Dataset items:
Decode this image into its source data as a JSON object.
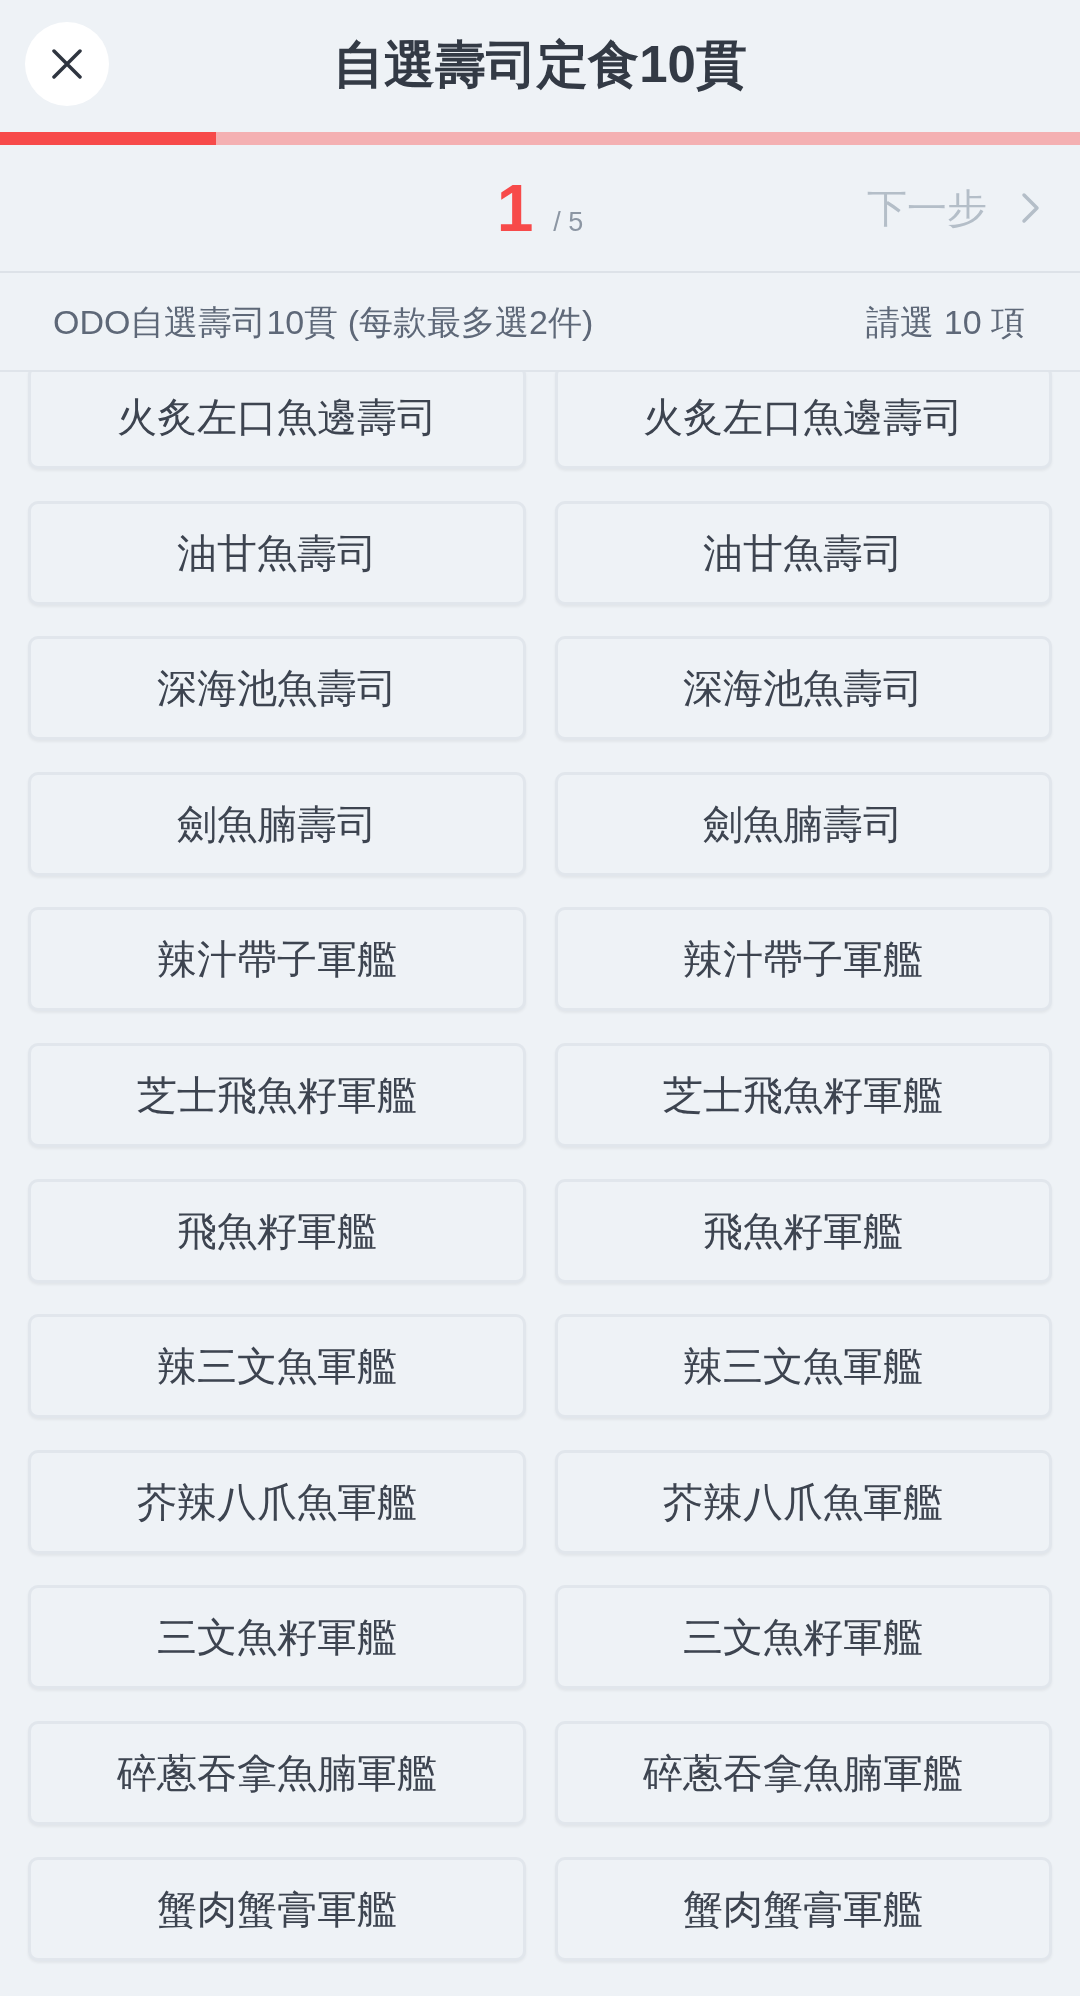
{
  "header": {
    "title": "自選壽司定食10貫"
  },
  "progress": {
    "level": 0.2
  },
  "step": {
    "current": "1",
    "total": "/ 5",
    "next": "下一步"
  },
  "section": {
    "title": "ODO自選壽司10貫 (每款最多選2件)",
    "requirement": "請選 10 項"
  },
  "options": [
    {
      "label": "火炙左口魚邊壽司",
      "selected": false
    },
    {
      "label": "火炙左口魚邊壽司",
      "selected": false
    },
    {
      "label": "油甘魚壽司",
      "selected": false
    },
    {
      "label": "油甘魚壽司",
      "selected": false
    },
    {
      "label": "深海池魚壽司",
      "selected": false
    },
    {
      "label": "深海池魚壽司",
      "selected": false
    },
    {
      "label": "劍魚腩壽司",
      "selected": false
    },
    {
      "label": "劍魚腩壽司",
      "selected": false
    },
    {
      "label": "辣汁帶子軍艦",
      "selected": false
    },
    {
      "label": "辣汁帶子軍艦",
      "selected": false
    },
    {
      "label": "芝士飛魚籽軍艦",
      "selected": false
    },
    {
      "label": "芝士飛魚籽軍艦",
      "selected": false
    },
    {
      "label": "飛魚籽軍艦",
      "selected": false
    },
    {
      "label": "飛魚籽軍艦",
      "selected": false
    },
    {
      "label": "辣三文魚軍艦",
      "selected": false
    },
    {
      "label": "辣三文魚軍艦",
      "selected": false
    },
    {
      "label": "芥辣八爪魚軍艦",
      "selected": false
    },
    {
      "label": "芥辣八爪魚軍艦",
      "selected": false
    },
    {
      "label": "三文魚籽軍艦",
      "selected": false
    },
    {
      "label": "三文魚籽軍艦",
      "selected": false
    },
    {
      "label": "碎蔥吞拿魚腩軍艦",
      "selected": false
    },
    {
      "label": "碎蔥吞拿魚腩軍艦",
      "selected": false
    },
    {
      "label": "蟹肉蟹膏軍艦",
      "selected": false
    },
    {
      "label": "蟹肉蟹膏軍艦",
      "selected": false
    }
  ]
}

● What to work on
Using the data above, print every line exactly, omitting pictures.

● Answer to the exercise
Decode this image into its source data as a JSON object.
{
  "header": {
    "title": "自選壽司定食10貫"
  },
  "progress": {
    "level": 0.2
  },
  "step": {
    "current": "1",
    "total": "/ 5",
    "next": "下一步"
  },
  "section": {
    "title": "ODO自選壽司10貫 (每款最多選2件)",
    "requirement": "請選 10 項"
  },
  "options": [
    {
      "label": "火炙左口魚邊壽司",
      "selected": false
    },
    {
      "label": "火炙左口魚邊壽司",
      "selected": false
    },
    {
      "label": "油甘魚壽司",
      "selected": false
    },
    {
      "label": "油甘魚壽司",
      "selected": false
    },
    {
      "label": "深海池魚壽司",
      "selected": false
    },
    {
      "label": "深海池魚壽司",
      "selected": false
    },
    {
      "label": "劍魚腩壽司",
      "selected": false
    },
    {
      "label": "劍魚腩壽司",
      "selected": false
    },
    {
      "label": "辣汁帶子軍艦",
      "selected": false
    },
    {
      "label": "辣汁帶子軍艦",
      "selected": false
    },
    {
      "label": "芝士飛魚籽軍艦",
      "selected": false
    },
    {
      "label": "芝士飛魚籽軍艦",
      "selected": false
    },
    {
      "label": "飛魚籽軍艦",
      "selected": false
    },
    {
      "label": "飛魚籽軍艦",
      "selected": false
    },
    {
      "label": "辣三文魚軍艦",
      "selected": false
    },
    {
      "label": "辣三文魚軍艦",
      "selected": false
    },
    {
      "label": "芥辣八爪魚軍艦",
      "selected": false
    },
    {
      "label": "芥辣八爪魚軍艦",
      "selected": false
    },
    {
      "label": "三文魚籽軍艦",
      "selected": false
    },
    {
      "label": "三文魚籽軍艦",
      "selected": false
    },
    {
      "label": "碎蔥吞拿魚腩軍艦",
      "selected": false
    },
    {
      "label": "碎蔥吞拿魚腩軍艦",
      "selected": false
    },
    {
      "label": "蟹肉蟹膏軍艦",
      "selected": false
    },
    {
      "label": "蟹肉蟹膏軍艦",
      "selected": false
    }
  ]
}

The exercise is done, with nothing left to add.